→ **Brief**:
Scan the records for the string "racist"; copy each line where it occurs.

──────── Provided records ────────

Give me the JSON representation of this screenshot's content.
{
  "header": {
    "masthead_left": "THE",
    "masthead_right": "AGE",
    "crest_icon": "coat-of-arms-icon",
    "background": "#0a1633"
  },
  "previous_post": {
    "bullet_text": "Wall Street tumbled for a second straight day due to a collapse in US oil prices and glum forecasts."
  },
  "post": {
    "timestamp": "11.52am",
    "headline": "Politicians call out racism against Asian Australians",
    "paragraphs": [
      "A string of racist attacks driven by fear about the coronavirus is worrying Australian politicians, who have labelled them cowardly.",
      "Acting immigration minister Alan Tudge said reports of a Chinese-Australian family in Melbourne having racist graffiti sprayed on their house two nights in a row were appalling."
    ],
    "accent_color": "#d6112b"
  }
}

────────

→ **Your solution**:
      "A string of racist attacks driven by fear about the coronavirus is worrying Australian politicians, who have labelled them cowardly.",
      "Acting immigration minister Alan Tudge said reports of a Chinese-Australian family in Melbourne having racist graffiti sprayed on their house two nights in a row were appalling."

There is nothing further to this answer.